**STATED PROBLEM**
Transcribe the entries exactly; images are not part of the copy.

**SOURCE DATA**
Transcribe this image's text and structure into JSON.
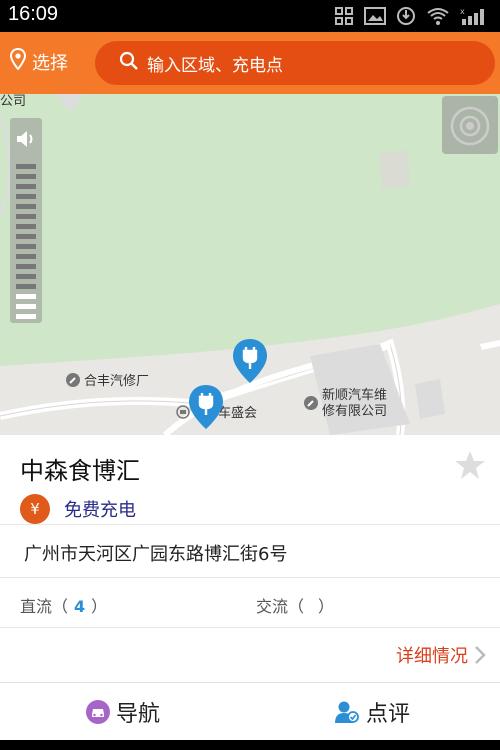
{
  "status_bar": {
    "time": "16:09",
    "icons": [
      "app-icon",
      "image-icon",
      "sync-icon",
      "wifi-icon",
      "signal-icon"
    ]
  },
  "header": {
    "select_label": "选择",
    "search_placeholder": "输入区域、充电点"
  },
  "map": {
    "labels": [
      "公司",
      "合丰汽修厂",
      "车盛会",
      "新顺汽车维",
      "修有限公司"
    ],
    "pin_count": 2
  },
  "station": {
    "name": "中森食博汇",
    "fee_icon": "¥",
    "fee_text": "免费充电",
    "address": "广州市天河区广园东路博汇街6号",
    "dc_label": "直流（",
    "dc_count": "4",
    "dc_close": "）",
    "ac_label": "交流（",
    "ac_count": "",
    "ac_close": "）",
    "detail_label": "详细情况"
  },
  "bottom_bar": {
    "navigate_label": "导航",
    "review_label": "点评"
  },
  "colors": {
    "header_orange": "#f47a2a",
    "search_bg": "#e54e12",
    "pin_blue": "#2b8fd6",
    "detail_red": "#d8401c"
  }
}
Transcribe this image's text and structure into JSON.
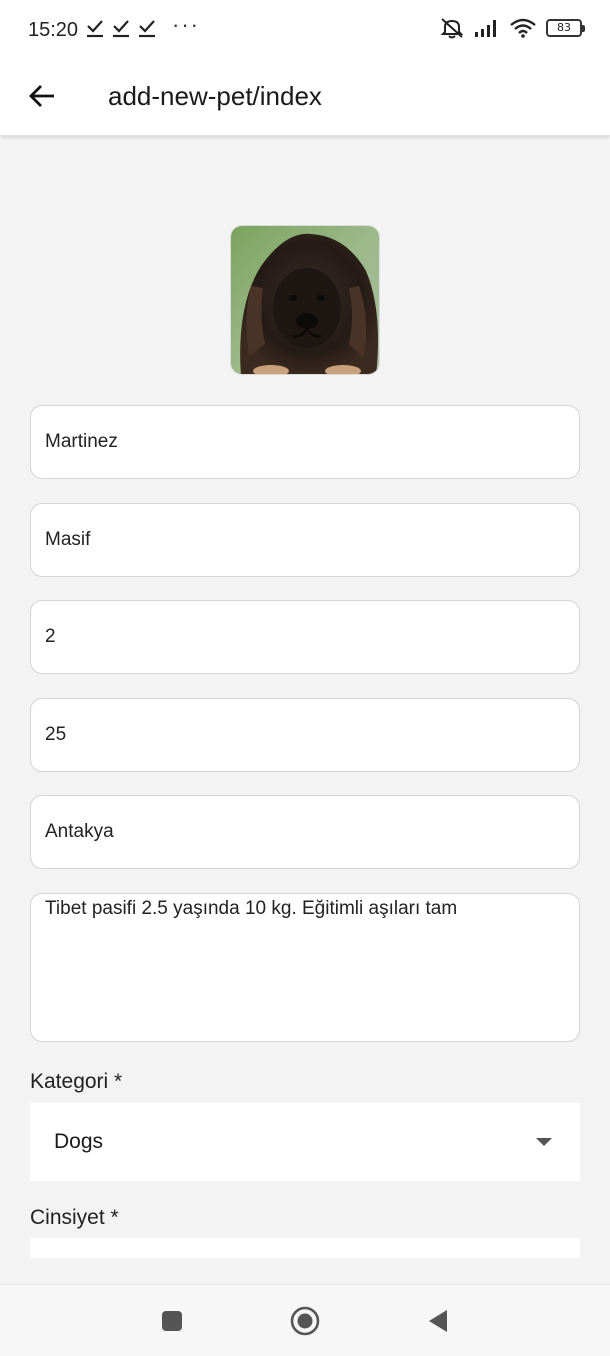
{
  "status_bar": {
    "time": "15:20",
    "overflow": "···",
    "battery": "83",
    "icons": [
      "check-icon",
      "check-icon",
      "check-icon",
      "mute-icon",
      "signal-icon",
      "wifi-icon",
      "battery-icon"
    ]
  },
  "app_bar": {
    "title": "add-new-pet/index",
    "back_icon": "arrow-left-icon"
  },
  "form": {
    "name": "Martinez",
    "breed": "Masif",
    "age": "2",
    "weight": "25",
    "location": "Antakya",
    "about": "Tibet pasifi 2.5 yaşında 10 kg. Eğitimli aşıları tam",
    "category_label": "Kategori *",
    "category_value": "Dogs",
    "gender_label": "Cinsiyet *"
  },
  "nav": {
    "icons": [
      "square-icon",
      "circle-icon",
      "triangle-back-icon"
    ]
  },
  "colors": {
    "background": "#f3f3f3",
    "surface": "#ffffff",
    "border": "#d4d4d4",
    "text": "#1a1a1a"
  }
}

**WRITTEN ANSWER**
Transcribe this image's text and structure into JSON.
{
  "status_bar": {
    "time": "16:09",
    "icons": [
      "app-icon",
      "image-icon",
      "sync-icon",
      "wifi-icon",
      "signal-icon"
    ]
  },
  "header": {
    "select_label": "选择",
    "search_placeholder": "输入区域、充电点"
  },
  "map": {
    "labels": [
      "公司",
      "合丰汽修厂",
      "车盛会",
      "新顺汽车维",
      "修有限公司"
    ],
    "pin_count": 2
  },
  "station": {
    "name": "中森食博汇",
    "fee_icon": "¥",
    "fee_text": "免费充电",
    "address": "广州市天河区广园东路博汇街6号",
    "dc_label": "直流（",
    "dc_count": "4",
    "dc_close": "）",
    "ac_label": "交流（",
    "ac_count": "",
    "ac_close": "）",
    "detail_label": "详细情况"
  },
  "bottom_bar": {
    "navigate_label": "导航",
    "review_label": "点评"
  },
  "colors": {
    "header_orange": "#f47a2a",
    "search_bg": "#e54e12",
    "pin_blue": "#2b8fd6",
    "detail_red": "#d8401c"
  }
}
Transcribe this image's text and structure into JSON.
{
  "status_bar": {
    "time": "15:20",
    "overflow": "···",
    "battery": "83",
    "icons": [
      "check-icon",
      "check-icon",
      "check-icon",
      "mute-icon",
      "signal-icon",
      "wifi-icon",
      "battery-icon"
    ]
  },
  "app_bar": {
    "title": "add-new-pet/index",
    "back_icon": "arrow-left-icon"
  },
  "form": {
    "name": "Martinez",
    "breed": "Masif",
    "age": "2",
    "weight": "25",
    "location": "Antakya",
    "about": "Tibet pasifi 2.5 yaşında 10 kg. Eğitimli aşıları tam",
    "category_label": "Kategori *",
    "category_value": "Dogs",
    "gender_label": "Cinsiyet *"
  },
  "nav": {
    "icons": [
      "square-icon",
      "circle-icon",
      "triangle-back-icon"
    ]
  },
  "colors": {
    "background": "#f3f3f3",
    "surface": "#ffffff",
    "border": "#d4d4d4",
    "text": "#1a1a1a"
  }
}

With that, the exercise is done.